_Work to do:_
Where a line contains the word "reasons", copy that line.

_Dataset extract:_
######

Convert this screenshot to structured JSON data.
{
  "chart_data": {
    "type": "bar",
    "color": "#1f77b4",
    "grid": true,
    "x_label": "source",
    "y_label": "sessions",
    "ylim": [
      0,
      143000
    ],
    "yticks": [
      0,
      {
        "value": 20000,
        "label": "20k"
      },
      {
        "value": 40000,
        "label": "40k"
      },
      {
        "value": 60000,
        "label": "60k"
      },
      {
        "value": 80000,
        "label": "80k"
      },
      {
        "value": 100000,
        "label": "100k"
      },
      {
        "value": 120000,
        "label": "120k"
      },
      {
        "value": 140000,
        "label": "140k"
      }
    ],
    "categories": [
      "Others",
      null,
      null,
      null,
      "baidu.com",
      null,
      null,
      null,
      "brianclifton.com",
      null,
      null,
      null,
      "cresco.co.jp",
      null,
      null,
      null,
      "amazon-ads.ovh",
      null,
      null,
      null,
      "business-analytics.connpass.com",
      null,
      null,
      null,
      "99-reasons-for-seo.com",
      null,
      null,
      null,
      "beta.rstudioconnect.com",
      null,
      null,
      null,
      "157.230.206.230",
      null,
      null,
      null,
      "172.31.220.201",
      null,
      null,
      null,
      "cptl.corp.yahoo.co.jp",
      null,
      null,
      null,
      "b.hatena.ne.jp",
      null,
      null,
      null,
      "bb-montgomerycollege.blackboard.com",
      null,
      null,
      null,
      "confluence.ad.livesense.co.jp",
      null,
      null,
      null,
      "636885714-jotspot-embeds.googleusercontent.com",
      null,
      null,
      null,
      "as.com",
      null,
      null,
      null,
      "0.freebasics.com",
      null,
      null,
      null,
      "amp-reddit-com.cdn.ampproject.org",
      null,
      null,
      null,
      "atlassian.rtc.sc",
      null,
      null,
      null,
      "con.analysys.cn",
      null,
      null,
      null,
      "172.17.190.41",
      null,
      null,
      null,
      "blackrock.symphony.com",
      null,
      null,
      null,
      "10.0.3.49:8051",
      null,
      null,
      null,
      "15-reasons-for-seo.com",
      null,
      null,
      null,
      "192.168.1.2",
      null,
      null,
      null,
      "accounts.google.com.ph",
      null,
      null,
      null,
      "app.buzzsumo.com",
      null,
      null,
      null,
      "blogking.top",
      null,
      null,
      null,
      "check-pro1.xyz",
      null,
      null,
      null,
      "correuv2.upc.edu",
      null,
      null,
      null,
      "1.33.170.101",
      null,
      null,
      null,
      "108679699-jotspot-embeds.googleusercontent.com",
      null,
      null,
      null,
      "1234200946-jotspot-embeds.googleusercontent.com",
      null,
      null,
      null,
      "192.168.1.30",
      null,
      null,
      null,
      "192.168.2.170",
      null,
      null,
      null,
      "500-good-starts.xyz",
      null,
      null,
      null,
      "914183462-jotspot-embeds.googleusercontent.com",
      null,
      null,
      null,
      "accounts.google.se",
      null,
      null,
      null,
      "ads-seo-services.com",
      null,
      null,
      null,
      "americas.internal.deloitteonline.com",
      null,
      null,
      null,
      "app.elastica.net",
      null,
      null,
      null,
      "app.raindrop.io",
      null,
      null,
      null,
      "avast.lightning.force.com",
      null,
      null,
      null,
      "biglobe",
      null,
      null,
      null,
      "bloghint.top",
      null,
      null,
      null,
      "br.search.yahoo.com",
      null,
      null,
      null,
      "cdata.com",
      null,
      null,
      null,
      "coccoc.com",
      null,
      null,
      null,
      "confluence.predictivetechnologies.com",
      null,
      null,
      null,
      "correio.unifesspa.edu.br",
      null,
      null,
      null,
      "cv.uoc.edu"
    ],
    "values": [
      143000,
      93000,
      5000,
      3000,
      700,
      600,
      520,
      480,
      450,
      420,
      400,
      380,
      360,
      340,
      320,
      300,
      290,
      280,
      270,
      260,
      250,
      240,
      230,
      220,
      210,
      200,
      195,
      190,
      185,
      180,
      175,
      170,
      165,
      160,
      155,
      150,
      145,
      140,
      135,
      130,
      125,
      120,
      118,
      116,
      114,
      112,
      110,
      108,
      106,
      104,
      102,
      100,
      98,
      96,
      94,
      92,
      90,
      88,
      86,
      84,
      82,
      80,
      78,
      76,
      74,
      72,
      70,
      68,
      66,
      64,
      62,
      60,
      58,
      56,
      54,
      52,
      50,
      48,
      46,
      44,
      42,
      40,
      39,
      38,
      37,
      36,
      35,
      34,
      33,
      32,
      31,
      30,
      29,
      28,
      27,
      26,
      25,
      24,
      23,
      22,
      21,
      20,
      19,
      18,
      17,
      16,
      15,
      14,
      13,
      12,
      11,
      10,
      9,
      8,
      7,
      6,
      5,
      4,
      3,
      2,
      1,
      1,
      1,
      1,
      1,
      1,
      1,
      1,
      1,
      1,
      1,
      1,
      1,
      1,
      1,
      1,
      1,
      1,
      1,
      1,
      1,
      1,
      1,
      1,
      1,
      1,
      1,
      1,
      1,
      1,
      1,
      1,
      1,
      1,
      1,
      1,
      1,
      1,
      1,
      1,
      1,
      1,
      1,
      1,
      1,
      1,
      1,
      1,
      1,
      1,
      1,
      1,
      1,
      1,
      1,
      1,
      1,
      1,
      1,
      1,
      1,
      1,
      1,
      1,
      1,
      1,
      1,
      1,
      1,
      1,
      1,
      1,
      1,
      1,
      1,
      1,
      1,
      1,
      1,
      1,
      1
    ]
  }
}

######

_Exercise response:_
      "99-reasons-for-seo.com",
      "15-reasons-for-seo.com",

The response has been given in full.